**Exercise task:**
Write out every entry word for word.

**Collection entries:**
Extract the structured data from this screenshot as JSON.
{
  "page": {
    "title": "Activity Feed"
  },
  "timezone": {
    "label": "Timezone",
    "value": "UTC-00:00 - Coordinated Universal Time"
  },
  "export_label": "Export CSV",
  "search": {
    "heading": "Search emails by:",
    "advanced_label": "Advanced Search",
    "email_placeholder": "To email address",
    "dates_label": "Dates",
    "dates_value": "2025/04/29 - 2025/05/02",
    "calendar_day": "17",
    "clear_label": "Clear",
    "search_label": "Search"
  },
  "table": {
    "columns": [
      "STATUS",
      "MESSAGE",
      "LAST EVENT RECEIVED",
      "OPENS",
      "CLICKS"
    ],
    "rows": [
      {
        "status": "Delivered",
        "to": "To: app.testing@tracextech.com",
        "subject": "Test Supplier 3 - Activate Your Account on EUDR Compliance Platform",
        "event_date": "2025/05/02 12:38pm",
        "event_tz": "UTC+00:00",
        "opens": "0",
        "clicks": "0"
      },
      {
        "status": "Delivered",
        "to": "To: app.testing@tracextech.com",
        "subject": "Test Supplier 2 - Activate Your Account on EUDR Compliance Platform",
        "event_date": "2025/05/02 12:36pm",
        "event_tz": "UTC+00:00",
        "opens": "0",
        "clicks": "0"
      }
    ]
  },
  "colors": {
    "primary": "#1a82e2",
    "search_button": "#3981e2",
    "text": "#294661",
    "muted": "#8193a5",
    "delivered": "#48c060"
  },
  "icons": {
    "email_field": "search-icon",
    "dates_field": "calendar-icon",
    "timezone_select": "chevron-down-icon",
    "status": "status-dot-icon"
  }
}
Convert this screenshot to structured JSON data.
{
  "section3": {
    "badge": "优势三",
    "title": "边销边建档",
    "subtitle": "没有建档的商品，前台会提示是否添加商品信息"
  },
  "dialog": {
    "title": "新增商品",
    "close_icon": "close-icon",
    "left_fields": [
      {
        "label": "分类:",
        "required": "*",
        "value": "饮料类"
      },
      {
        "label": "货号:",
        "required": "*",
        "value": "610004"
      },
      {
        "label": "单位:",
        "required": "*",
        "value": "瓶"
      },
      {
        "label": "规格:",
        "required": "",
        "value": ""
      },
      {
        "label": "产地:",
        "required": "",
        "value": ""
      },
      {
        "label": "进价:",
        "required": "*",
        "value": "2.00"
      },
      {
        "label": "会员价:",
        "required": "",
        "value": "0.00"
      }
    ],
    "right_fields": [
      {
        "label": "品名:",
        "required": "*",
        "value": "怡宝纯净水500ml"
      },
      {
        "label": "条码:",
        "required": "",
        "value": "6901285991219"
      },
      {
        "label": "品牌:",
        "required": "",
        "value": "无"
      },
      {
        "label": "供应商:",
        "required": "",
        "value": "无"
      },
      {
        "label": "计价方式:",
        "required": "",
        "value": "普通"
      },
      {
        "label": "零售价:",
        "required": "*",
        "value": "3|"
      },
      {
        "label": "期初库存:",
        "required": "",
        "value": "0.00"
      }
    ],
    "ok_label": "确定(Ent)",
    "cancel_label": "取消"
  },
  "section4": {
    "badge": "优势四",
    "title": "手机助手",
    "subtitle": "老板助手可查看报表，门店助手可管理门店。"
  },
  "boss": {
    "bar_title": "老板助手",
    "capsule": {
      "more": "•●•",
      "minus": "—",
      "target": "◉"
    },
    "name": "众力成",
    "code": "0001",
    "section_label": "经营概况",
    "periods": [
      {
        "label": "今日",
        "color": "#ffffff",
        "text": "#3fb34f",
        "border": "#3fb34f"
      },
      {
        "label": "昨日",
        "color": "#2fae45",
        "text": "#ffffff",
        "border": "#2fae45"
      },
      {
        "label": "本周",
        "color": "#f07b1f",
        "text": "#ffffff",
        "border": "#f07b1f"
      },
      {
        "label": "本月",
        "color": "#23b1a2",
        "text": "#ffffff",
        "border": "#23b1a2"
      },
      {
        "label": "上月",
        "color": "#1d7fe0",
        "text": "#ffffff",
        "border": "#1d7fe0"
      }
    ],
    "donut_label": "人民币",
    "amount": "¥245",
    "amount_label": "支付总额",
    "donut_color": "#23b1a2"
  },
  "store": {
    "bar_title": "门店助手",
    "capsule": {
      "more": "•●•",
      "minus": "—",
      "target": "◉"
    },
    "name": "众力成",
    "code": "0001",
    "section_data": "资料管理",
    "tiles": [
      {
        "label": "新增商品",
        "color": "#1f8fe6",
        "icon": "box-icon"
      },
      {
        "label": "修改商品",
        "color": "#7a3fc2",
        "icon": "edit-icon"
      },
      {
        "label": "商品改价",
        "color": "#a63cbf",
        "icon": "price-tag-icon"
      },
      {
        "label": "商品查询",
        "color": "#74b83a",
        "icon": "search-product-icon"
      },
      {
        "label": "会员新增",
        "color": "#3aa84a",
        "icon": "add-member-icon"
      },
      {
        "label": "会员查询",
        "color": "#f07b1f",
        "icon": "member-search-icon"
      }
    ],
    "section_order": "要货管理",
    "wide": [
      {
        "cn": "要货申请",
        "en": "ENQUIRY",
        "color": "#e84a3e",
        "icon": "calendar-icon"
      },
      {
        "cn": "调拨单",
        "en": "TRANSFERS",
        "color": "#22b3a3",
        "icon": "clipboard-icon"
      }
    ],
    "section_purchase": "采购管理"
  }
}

**Answer for this exercise:**
Extract the structured data from this screenshot as JSON.
{
  "page": {
    "title": "Activity Feed"
  },
  "timezone": {
    "label": "Timezone",
    "value": "UTC-00:00 - Coordinated Universal Time"
  },
  "export_label": "Export CSV",
  "search": {
    "heading": "Search emails by:",
    "advanced_label": "Advanced Search",
    "email_placeholder": "To email address",
    "dates_label": "Dates",
    "dates_value": "2025/04/29 - 2025/05/02",
    "calendar_day": "17",
    "clear_label": "Clear",
    "search_label": "Search"
  },
  "table": {
    "columns": [
      "STATUS",
      "MESSAGE",
      "LAST EVENT RECEIVED",
      "OPENS",
      "CLICKS"
    ],
    "rows": [
      {
        "status": "Delivered",
        "to": "To: app.testing@tracextech.com",
        "subject": "Test Supplier 3 - Activate Your Account on EUDR Compliance Platform",
        "event_date": "2025/05/02 12:38pm",
        "event_tz": "UTC+00:00",
        "opens": "0",
        "clicks": "0"
      },
      {
        "status": "Delivered",
        "to": "To: app.testing@tracextech.com",
        "subject": "Test Supplier 2 - Activate Your Account on EUDR Compliance Platform",
        "event_date": "2025/05/02 12:36pm",
        "event_tz": "UTC+00:00",
        "opens": "0",
        "clicks": "0"
      }
    ]
  },
  "colors": {
    "primary": "#1a82e2",
    "search_button": "#3981e2",
    "text": "#294661",
    "muted": "#8193a5",
    "delivered": "#48c060"
  },
  "icons": {
    "email_field": "search-icon",
    "dates_field": "calendar-icon",
    "timezone_select": "chevron-down-icon",
    "status": "status-dot-icon"
  }
}
Convert this screenshot to structured JSON data.
{
  "section3": {
    "badge": "优势三",
    "title": "边销边建档",
    "subtitle": "没有建档的商品，前台会提示是否添加商品信息"
  },
  "dialog": {
    "title": "新增商品",
    "close_icon": "close-icon",
    "left_fields": [
      {
        "label": "分类:",
        "required": "*",
        "value": "饮料类"
      },
      {
        "label": "货号:",
        "required": "*",
        "value": "610004"
      },
      {
        "label": "单位:",
        "required": "*",
        "value": "瓶"
      },
      {
        "label": "规格:",
        "required": "",
        "value": ""
      },
      {
        "label": "产地:",
        "required": "",
        "value": ""
      },
      {
        "label": "进价:",
        "required": "*",
        "value": "2.00"
      },
      {
        "label": "会员价:",
        "required": "",
        "value": "0.00"
      }
    ],
    "right_fields": [
      {
        "label": "品名:",
        "required": "*",
        "value": "怡宝纯净水500ml"
      },
      {
        "label": "条码:",
        "required": "",
        "value": "6901285991219"
      },
      {
        "label": "品牌:",
        "required": "",
        "value": "无"
      },
      {
        "label": "供应商:",
        "required": "",
        "value": "无"
      },
      {
        "label": "计价方式:",
        "required": "",
        "value": "普通"
      },
      {
        "label": "零售价:",
        "required": "*",
        "value": "3|"
      },
      {
        "label": "期初库存:",
        "required": "",
        "value": "0.00"
      }
    ],
    "ok_label": "确定(Ent)",
    "cancel_label": "取消"
  },
  "section4": {
    "badge": "优势四",
    "title": "手机助手",
    "subtitle": "老板助手可查看报表，门店助手可管理门店。"
  },
  "boss": {
    "bar_title": "老板助手",
    "capsule": {
      "more": "•●•",
      "minus": "—",
      "target": "◉"
    },
    "name": "众力成",
    "code": "0001",
    "section_label": "经营概况",
    "periods": [
      {
        "label": "今日",
        "color": "#ffffff",
        "text": "#3fb34f",
        "border": "#3fb34f"
      },
      {
        "label": "昨日",
        "color": "#2fae45",
        "text": "#ffffff",
        "border": "#2fae45"
      },
      {
        "label": "本周",
        "color": "#f07b1f",
        "text": "#ffffff",
        "border": "#f07b1f"
      },
      {
        "label": "本月",
        "color": "#23b1a2",
        "text": "#ffffff",
        "border": "#23b1a2"
      },
      {
        "label": "上月",
        "color": "#1d7fe0",
        "text": "#ffffff",
        "border": "#1d7fe0"
      }
    ],
    "donut_label": "人民币",
    "amount": "¥245",
    "amount_label": "支付总额",
    "donut_color": "#23b1a2"
  },
  "store": {
    "bar_title": "门店助手",
    "capsule": {
      "more": "•●•",
      "minus": "—",
      "target": "◉"
    },
    "name": "众力成",
    "code": "0001",
    "section_data": "资料管理",
    "tiles": [
      {
        "label": "新增商品",
        "color": "#1f8fe6",
        "icon": "box-icon"
      },
      {
        "label": "修改商品",
        "color": "#7a3fc2",
        "icon": "edit-icon"
      },
      {
        "label": "商品改价",
        "color": "#a63cbf",
        "icon": "price-tag-icon"
      },
      {
        "label": "商品查询",
        "color": "#74b83a",
        "icon": "search-product-icon"
      },
      {
        "label": "会员新增",
        "color": "#3aa84a",
        "icon": "add-member-icon"
      },
      {
        "label": "会员查询",
        "color": "#f07b1f",
        "icon": "member-search-icon"
      }
    ],
    "section_order": "要货管理",
    "wide": [
      {
        "cn": "要货申请",
        "en": "ENQUIRY",
        "color": "#e84a3e",
        "icon": "calendar-icon"
      },
      {
        "cn": "调拨单",
        "en": "TRANSFERS",
        "color": "#22b3a3",
        "icon": "clipboard-icon"
      }
    ],
    "section_purchase": "采购管理"
  }
}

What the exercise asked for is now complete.